**AIM**
Locate each line of the material that contains "Clas", then return it.

□ □ □ □ □

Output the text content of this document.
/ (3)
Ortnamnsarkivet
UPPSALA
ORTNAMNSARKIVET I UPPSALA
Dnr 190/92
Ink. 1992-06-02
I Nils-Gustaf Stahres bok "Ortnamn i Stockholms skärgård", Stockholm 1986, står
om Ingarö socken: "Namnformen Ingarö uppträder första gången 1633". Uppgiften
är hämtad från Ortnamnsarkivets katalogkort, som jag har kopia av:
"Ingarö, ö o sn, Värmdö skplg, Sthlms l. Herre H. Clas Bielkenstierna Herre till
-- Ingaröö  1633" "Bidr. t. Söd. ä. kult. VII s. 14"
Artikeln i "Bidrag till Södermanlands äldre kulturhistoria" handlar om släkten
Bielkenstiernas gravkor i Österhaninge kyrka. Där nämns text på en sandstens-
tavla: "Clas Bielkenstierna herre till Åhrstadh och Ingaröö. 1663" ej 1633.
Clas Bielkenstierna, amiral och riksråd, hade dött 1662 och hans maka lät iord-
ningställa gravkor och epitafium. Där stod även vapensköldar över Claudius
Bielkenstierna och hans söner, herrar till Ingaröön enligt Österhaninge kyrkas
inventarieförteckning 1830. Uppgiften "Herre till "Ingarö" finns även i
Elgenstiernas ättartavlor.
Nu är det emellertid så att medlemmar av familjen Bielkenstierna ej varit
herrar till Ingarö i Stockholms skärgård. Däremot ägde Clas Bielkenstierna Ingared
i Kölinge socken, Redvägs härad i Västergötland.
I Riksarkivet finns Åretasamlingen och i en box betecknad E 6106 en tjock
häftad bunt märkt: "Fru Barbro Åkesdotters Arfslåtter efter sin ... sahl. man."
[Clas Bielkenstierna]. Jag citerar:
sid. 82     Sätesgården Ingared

□ □ □ □ □

**TASK RESPONSE**
"Ingarö, ö o sn, Värmdö skplg, Sthlms l. Herre H. Clas Bielkenstierna Herre till
tavla: "Clas Bielkenstierna herre till Åhrstadh och Ingaröö. 1663" ej 1633.
Clas Bielkenstierna, amiral och riksråd, hade dött 1662 och hans maka lät iord-
herrar till Ingarö i Stockholms skärgård. Däremot ägde Clas Bielkenstierna Ingared
[Clas Bielkenstierna]. Jag citerar:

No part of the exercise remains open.